## Given request
Find how many lines hold the word "الآن". Give only the number.

## Data listing
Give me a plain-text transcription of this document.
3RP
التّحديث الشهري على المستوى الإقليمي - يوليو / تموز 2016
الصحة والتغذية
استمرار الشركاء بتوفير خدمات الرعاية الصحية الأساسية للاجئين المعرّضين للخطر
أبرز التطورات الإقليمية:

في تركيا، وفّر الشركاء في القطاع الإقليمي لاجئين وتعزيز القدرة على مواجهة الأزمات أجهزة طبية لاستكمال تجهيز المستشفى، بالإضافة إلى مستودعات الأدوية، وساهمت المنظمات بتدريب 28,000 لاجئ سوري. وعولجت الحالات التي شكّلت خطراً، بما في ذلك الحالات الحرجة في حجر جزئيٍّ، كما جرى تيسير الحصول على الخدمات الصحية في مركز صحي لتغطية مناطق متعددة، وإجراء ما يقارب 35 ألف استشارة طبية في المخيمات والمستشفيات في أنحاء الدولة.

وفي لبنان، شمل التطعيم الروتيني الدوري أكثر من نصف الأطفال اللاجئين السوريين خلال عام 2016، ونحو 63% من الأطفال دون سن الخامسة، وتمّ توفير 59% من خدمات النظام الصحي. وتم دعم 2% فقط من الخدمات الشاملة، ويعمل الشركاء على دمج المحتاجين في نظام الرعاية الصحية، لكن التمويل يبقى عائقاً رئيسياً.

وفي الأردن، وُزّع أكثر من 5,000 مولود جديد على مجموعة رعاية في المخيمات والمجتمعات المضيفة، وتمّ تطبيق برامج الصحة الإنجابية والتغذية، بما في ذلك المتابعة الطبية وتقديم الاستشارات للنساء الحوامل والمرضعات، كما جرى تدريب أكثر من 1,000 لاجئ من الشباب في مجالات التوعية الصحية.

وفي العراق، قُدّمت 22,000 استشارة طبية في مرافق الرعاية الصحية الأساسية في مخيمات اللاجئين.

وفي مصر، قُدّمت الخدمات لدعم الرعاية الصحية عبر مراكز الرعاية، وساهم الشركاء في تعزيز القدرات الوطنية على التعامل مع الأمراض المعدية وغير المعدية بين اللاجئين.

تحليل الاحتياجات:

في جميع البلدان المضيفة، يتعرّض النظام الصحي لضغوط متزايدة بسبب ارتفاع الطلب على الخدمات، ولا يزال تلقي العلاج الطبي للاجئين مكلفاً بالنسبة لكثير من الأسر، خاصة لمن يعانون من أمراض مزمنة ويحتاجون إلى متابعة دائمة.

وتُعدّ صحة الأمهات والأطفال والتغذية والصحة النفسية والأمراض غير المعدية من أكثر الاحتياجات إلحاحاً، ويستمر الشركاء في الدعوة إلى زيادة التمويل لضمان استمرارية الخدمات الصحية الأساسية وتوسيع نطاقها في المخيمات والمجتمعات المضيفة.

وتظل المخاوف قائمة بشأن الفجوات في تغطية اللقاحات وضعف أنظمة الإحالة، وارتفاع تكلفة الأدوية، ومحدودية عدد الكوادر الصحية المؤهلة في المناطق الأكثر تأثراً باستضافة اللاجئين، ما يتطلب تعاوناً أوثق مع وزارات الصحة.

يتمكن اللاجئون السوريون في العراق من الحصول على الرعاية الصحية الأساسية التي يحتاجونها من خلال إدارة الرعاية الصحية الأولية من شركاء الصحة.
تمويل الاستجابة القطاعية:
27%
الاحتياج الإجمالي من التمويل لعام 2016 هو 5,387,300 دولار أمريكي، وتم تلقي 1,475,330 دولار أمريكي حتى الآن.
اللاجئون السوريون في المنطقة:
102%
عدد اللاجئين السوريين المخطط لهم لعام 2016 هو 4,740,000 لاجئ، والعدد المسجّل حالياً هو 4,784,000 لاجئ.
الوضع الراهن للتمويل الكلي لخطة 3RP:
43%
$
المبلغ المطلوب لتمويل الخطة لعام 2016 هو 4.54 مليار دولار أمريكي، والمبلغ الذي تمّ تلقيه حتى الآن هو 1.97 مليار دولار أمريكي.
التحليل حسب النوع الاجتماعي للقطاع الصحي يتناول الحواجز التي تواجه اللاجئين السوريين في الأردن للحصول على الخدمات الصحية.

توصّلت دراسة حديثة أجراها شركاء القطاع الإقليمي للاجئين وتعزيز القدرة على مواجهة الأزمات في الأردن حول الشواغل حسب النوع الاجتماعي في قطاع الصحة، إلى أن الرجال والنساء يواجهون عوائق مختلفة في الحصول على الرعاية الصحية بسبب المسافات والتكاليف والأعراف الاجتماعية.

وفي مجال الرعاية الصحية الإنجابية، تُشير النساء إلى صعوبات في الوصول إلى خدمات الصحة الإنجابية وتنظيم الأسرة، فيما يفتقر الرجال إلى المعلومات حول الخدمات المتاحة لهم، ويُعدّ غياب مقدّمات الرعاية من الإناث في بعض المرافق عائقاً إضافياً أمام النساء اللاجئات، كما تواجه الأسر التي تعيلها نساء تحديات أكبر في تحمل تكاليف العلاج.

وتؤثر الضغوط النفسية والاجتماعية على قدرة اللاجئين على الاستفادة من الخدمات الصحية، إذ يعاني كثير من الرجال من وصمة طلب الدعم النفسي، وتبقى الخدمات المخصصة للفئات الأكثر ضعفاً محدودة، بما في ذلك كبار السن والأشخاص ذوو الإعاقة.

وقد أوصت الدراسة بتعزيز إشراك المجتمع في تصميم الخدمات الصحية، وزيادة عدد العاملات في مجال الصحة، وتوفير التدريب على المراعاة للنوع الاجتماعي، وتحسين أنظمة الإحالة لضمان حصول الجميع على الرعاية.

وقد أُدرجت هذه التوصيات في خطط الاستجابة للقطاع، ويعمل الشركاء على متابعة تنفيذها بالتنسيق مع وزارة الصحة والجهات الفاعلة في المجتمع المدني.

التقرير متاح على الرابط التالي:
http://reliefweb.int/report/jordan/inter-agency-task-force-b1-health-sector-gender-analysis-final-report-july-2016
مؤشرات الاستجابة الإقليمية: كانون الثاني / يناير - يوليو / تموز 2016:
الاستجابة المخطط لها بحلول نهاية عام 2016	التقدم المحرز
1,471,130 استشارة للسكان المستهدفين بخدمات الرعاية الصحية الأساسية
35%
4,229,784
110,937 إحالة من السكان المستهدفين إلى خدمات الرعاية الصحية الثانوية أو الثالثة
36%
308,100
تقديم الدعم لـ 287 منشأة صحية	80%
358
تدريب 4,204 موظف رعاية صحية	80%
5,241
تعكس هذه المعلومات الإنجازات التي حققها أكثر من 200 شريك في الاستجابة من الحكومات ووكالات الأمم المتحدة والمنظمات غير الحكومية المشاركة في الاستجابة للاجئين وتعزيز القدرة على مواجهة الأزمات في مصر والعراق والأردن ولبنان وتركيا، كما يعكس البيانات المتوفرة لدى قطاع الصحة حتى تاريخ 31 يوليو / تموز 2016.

## Written response
2